**** ページ本文

講演情報

[O22-2]HBOC地域連携の現状と課題

菅原 宏美1, 板垣 あい1, 向井 めぐみ1, 植野 さやか1,2, 矢野 紘子1,3, 廣利 浩一1,4, 澁谷 剛志1,3, 尾上 琢磨1,5, 境 秀樹1,5, 河村 美由紀1,5, 森田 充紀1,5, 田村 和朗1, 松本 光史1,5 (1.兵庫県立がんセンター 遺伝診療科, 2.兵庫県立がんセンター 研究部, 3.兵庫県立がんセンター 婦人科, 4.兵庫県立がんセンター 乳腺外科, 5.兵庫県立がんセンター 腫瘍内科)
【背景と目的】当院では、院外患者を対象とした遺伝カウンセリング(GC)を2019年に開始した。その後院外患者の受入数は徐々に増加し、ニーズも多様化している。中でも件数の多いHBOCのGCを通じて、HBOC地域連携の現状と課題について検討する。【方法】2019年5月から2022年5月の間に、地域連携室を通じてGCに紹介された92人のうち、HBOCに関連するGCを行った82人について、来談の経緯、目的、GC後の対応を診療録から調査した。【結果】82人のうち、HBOCの遺伝学的検査(GT)検討目的で来談したのは50人(男性1人、女性49人、年齢中央値48.5歳)で、うち3人はコンパニオン診断(CDx)目的の検査希望、また1人は卵巣癌のCDx(myChoice)により腫瘍組織で病的バリアント(PV)が検出され紹介となった。他院でGTを受けてPVが検出され、リスク低減手術(RRS)の相談目的で来談した方は24人(全員女性、年齢中央値50歳)で、うち20人(83%)が手術を希望した。PV検出後に疾患説明を希望してこられた方は8人(男性3人、女性5人、年齢中央値62歳)で、うち5人はCDxにより診断されていた。当院で検査を受けPVが確認された7人を含むPV保持者39人37家系の中で、当院で血縁者診断を行ったのは12家系(32%)23人で、16人のPV保持が確認され、うち14人は乳癌・卵巣癌未発症であった。【考察】CDxやHBOC保険診療の浸透により、院外からのGCニーズは増加・多様化していくと思われる。兵庫県では、乳癌のCDxが導入された2018年からがん診療連携協議会のワーキンググループでHBOC診療連携のスキームを作って運用しており、当院は連携先病院の一つである。HBOC診断やPV保持者のRRSのニーズには対応できている一方、RRS後のサーベイランス、未発症者のサーベイランス、膵癌のサーベイランスなどでの連携体制の充実は今後の課題である。また接触回数が限られる院外PV保持者の血縁者をGCにつなげることももう一つの課題と考える。

********
**** 提供データ

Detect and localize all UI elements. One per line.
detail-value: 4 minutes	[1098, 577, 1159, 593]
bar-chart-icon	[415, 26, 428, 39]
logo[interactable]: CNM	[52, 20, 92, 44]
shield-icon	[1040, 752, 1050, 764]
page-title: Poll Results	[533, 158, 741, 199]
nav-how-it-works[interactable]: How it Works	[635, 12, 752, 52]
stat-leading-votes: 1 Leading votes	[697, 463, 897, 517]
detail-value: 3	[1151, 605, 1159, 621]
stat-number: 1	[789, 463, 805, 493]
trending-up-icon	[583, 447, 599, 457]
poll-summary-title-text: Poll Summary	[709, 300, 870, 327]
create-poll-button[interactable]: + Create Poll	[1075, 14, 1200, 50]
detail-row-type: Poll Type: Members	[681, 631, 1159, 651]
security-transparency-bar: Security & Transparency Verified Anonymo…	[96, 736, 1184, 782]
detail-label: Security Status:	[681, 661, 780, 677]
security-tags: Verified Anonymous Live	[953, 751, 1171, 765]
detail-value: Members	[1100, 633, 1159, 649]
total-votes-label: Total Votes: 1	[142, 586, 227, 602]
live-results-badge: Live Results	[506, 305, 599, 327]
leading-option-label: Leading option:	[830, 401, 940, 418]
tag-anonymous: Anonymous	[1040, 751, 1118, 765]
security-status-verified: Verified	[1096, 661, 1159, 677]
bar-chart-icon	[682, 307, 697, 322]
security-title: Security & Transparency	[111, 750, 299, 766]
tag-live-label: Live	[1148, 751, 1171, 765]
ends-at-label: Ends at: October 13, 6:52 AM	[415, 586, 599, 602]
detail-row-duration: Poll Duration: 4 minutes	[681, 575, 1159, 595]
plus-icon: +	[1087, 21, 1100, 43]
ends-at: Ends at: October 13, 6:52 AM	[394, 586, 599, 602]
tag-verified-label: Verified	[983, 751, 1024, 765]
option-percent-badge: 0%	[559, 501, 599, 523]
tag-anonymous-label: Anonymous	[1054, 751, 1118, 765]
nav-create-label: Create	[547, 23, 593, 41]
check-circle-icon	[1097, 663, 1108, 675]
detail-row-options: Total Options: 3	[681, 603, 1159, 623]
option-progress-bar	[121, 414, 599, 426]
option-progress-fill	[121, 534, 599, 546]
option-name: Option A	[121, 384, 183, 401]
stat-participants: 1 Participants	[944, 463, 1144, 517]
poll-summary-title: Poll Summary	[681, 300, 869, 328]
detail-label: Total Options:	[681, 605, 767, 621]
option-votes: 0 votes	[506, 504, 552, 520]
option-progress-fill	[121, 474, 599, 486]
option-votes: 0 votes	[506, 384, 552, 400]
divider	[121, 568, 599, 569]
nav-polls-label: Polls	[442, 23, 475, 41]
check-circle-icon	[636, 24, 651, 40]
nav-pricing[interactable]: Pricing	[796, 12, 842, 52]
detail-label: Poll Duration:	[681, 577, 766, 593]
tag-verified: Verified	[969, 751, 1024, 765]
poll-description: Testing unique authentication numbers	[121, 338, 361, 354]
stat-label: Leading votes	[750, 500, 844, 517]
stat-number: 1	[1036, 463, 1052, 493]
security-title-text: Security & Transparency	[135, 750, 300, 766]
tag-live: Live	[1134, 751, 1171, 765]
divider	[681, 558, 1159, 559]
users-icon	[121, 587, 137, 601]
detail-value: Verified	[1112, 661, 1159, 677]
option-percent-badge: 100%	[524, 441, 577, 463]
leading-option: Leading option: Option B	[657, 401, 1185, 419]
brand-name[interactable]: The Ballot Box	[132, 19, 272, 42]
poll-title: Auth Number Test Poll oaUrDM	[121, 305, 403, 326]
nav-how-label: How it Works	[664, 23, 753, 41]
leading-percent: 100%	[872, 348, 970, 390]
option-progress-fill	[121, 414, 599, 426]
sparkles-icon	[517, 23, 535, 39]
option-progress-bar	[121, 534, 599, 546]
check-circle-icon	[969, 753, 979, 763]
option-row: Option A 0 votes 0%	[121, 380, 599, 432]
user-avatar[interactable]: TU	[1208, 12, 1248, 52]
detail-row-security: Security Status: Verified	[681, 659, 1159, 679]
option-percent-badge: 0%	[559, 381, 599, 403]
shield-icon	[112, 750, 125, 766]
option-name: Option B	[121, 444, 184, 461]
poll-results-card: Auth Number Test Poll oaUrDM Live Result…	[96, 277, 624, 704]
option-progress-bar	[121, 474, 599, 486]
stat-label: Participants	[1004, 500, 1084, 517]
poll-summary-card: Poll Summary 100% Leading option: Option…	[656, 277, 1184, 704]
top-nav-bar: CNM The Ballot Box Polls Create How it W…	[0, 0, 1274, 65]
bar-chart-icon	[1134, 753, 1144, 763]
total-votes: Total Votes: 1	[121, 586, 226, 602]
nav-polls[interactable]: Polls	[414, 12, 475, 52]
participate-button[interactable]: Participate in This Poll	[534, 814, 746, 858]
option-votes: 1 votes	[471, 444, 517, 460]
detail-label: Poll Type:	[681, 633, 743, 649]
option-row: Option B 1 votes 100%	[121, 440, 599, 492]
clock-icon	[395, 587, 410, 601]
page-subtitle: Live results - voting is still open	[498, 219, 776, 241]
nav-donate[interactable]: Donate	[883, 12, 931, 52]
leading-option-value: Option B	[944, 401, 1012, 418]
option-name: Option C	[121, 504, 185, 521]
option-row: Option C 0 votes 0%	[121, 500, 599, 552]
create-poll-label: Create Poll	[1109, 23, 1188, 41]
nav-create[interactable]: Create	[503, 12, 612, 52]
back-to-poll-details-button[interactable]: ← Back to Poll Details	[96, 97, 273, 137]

********

▶ [課題の条件]: HBOC地域連携の講演抄録のうち、「[O22-2]HBOC地域連携の現状と課題」を含む語句から始め、「乳腺外科, 5.兵庫県立がんセンター 腫瘍内科)」までの部分を、一字一句違えずに書き写すこと。 上の行はここでは使わない。

▶ [完成した解答]:
[O22-2]HBOC地域連携の現状と課題

菅原 宏美1, 板垣 あい1, 向井 めぐみ1, 植野 さやか1,2, 矢野 紘子1,3, 廣利 浩一1,4, 澁谷 剛志1,3, 尾上 琢磨1,5, 境 秀樹1,5, 河村 美由紀1,5, 森田 充紀1,5, 田村 和朗1, 松本 光史1,5 (1.兵庫県立がんセンター 遺伝診療科, 2.兵庫県立がんセンター 研究部, 3.兵庫県立がんセンター 婦人科, 4.兵庫県立がんセンター 乳腺外科, 5.兵庫県立がんセンター 腫瘍内科)